# Dataset start
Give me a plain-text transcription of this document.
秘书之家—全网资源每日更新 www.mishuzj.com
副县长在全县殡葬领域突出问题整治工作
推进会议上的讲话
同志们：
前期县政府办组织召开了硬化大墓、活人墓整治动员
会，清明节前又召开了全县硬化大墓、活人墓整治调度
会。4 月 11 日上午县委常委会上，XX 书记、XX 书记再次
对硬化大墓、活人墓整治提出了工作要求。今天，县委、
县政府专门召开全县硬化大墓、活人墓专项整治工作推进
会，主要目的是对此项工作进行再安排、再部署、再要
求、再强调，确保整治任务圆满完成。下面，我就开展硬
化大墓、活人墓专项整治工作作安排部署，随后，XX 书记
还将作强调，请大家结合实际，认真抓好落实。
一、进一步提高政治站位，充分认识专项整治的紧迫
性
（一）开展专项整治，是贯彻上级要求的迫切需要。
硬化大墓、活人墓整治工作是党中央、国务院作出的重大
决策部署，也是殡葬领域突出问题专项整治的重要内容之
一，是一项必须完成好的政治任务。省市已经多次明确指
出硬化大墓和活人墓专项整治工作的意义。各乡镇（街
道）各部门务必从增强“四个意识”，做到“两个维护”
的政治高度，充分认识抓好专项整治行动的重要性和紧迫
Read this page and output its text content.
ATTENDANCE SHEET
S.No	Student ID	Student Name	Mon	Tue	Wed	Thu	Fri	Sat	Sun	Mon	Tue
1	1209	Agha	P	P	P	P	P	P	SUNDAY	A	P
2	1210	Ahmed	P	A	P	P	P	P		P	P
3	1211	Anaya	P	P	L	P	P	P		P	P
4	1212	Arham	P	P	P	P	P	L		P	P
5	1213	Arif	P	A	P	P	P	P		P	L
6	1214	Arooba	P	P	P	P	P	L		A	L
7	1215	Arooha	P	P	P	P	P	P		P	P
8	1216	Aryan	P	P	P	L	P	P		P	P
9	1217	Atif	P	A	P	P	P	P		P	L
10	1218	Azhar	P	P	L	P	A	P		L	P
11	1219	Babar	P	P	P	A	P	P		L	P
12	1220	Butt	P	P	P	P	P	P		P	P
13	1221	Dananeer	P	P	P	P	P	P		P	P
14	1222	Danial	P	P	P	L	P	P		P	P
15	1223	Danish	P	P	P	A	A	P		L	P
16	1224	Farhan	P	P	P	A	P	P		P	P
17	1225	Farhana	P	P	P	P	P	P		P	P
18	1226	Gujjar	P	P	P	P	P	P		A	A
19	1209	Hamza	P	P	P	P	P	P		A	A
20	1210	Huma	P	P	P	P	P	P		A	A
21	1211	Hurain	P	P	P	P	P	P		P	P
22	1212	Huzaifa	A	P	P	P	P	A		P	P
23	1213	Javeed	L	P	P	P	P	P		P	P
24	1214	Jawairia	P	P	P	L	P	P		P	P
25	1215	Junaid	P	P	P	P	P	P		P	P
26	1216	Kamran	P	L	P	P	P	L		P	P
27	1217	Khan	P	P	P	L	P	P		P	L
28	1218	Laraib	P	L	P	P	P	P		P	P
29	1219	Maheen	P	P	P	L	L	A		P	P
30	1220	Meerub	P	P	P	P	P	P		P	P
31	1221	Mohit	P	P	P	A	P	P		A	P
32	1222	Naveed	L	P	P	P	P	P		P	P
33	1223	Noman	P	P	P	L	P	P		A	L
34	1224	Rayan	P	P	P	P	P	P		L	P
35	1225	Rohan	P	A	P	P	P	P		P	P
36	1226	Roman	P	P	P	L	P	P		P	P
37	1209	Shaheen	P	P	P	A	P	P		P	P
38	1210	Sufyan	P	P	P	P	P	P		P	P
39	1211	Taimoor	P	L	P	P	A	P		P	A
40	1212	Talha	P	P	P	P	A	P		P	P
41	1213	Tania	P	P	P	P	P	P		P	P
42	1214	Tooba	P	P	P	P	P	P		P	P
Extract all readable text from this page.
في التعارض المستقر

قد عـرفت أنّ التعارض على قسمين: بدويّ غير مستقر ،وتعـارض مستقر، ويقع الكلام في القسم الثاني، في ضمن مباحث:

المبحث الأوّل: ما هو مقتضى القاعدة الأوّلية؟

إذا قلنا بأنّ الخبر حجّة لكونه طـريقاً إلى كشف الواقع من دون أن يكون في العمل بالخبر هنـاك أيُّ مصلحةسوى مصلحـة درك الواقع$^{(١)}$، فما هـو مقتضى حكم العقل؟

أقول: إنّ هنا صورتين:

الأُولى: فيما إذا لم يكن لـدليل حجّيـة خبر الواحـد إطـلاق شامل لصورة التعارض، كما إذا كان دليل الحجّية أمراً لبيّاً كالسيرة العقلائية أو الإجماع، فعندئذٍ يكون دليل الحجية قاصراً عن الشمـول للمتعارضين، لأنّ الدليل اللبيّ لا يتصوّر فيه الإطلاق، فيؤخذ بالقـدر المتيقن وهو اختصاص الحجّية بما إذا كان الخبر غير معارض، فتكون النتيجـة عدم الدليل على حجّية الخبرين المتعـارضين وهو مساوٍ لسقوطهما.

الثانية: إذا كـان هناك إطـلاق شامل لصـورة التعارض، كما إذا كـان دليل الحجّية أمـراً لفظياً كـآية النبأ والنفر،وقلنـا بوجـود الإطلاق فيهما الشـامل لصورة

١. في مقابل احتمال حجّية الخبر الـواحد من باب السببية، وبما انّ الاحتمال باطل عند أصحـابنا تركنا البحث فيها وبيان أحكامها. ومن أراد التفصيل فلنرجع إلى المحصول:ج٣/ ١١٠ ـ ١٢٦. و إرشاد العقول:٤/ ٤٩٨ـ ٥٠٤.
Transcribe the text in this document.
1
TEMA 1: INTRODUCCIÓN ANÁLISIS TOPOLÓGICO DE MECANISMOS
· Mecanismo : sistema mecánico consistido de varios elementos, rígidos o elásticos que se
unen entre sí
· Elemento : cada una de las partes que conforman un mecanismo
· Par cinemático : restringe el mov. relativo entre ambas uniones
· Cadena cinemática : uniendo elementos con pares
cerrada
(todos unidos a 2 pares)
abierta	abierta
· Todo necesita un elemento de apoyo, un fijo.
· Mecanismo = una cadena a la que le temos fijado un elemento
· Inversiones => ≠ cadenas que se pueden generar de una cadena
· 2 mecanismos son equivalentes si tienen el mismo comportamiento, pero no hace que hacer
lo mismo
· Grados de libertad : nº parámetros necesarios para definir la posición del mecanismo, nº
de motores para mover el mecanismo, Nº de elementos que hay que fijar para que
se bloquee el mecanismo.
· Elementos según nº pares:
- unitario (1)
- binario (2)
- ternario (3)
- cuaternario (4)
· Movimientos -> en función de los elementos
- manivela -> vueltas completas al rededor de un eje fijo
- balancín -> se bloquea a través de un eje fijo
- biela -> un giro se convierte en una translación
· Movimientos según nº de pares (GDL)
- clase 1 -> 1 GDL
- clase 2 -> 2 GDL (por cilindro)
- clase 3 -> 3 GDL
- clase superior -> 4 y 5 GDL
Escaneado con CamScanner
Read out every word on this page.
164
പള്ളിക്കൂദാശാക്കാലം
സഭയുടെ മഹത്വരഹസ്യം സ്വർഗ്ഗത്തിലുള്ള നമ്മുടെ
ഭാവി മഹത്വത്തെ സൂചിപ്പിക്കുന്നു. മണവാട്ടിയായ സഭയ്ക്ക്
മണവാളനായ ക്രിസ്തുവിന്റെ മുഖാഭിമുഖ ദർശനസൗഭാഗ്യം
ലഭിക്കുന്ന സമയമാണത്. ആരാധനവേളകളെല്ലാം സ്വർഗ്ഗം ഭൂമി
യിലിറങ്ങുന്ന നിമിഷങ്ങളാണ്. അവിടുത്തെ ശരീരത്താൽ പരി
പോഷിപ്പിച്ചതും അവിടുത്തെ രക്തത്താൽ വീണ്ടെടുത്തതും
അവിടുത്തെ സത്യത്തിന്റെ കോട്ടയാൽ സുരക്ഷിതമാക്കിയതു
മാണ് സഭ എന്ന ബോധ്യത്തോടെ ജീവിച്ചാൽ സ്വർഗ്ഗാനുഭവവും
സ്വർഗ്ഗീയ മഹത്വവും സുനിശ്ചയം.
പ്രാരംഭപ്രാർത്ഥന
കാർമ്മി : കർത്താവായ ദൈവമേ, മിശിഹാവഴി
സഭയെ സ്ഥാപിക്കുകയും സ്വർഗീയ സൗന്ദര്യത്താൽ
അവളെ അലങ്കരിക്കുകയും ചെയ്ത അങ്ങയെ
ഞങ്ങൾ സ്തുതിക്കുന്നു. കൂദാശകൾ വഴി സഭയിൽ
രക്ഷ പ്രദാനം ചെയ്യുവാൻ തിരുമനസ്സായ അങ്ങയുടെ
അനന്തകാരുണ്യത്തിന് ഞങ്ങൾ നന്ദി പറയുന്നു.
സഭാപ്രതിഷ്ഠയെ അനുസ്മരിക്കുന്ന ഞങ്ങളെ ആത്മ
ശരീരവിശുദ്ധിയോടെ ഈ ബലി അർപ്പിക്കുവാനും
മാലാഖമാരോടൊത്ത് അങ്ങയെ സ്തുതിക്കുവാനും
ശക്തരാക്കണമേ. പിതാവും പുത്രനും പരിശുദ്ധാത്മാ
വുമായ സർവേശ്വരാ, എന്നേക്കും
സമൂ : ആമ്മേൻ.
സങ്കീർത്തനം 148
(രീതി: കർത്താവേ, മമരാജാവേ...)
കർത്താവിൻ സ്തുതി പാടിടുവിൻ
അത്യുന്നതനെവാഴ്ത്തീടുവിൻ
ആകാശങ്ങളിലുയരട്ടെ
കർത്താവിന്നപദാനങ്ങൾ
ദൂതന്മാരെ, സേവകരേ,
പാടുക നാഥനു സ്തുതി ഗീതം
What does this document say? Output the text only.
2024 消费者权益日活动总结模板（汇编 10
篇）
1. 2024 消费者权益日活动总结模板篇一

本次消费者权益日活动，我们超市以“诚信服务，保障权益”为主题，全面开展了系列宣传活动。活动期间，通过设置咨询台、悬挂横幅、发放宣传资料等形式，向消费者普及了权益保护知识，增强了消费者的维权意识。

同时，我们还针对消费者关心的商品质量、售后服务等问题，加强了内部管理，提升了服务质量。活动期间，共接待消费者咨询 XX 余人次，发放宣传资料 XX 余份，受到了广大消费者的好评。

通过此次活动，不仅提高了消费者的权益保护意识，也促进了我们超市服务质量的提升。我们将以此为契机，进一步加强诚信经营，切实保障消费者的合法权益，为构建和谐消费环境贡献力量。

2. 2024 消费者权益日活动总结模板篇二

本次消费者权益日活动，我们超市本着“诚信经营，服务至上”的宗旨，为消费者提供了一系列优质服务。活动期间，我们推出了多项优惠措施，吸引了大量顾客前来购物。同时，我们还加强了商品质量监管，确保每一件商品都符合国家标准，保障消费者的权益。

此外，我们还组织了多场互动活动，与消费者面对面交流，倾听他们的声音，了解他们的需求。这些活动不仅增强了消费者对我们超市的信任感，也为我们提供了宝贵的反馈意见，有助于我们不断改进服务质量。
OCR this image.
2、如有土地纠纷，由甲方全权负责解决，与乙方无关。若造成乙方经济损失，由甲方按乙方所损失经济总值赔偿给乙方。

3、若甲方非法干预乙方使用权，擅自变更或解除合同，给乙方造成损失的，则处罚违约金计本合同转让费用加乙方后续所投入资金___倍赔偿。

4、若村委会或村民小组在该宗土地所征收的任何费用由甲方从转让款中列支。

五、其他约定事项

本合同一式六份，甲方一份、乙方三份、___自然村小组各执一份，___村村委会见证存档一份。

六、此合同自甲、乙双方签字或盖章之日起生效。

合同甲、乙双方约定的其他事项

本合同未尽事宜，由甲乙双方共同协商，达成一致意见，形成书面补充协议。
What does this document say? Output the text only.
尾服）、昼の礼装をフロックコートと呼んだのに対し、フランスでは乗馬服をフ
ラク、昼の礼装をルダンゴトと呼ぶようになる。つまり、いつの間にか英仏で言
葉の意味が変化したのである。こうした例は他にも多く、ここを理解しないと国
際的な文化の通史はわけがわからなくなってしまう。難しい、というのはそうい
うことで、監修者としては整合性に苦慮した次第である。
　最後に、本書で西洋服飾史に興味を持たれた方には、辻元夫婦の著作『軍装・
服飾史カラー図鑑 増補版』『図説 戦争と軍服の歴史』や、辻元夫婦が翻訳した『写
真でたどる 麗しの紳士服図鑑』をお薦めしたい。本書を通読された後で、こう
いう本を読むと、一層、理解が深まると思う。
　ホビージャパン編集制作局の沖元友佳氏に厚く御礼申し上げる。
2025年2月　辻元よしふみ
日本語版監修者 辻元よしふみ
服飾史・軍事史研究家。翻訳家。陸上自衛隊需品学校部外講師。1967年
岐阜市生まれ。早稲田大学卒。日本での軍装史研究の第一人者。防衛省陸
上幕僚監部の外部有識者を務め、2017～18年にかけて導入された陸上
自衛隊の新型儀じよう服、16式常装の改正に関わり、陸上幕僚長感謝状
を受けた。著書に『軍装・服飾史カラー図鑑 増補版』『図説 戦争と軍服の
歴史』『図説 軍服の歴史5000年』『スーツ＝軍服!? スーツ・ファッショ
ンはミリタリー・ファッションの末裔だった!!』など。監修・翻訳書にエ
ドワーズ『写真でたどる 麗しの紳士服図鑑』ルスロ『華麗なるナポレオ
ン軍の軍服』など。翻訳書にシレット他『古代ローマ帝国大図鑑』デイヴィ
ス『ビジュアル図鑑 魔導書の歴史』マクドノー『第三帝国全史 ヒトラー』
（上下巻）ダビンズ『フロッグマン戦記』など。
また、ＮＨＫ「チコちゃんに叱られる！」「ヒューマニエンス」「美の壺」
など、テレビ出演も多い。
# Dataset end
What you will do:
Pick out all lines containing the string "para".

Result of this exercise:
· Grados de libertad : nº parámetros necesarios para definir la posición del mecanismo, nº
de motores para mover el mecanismo, Nº de elementos que hay que fijar para que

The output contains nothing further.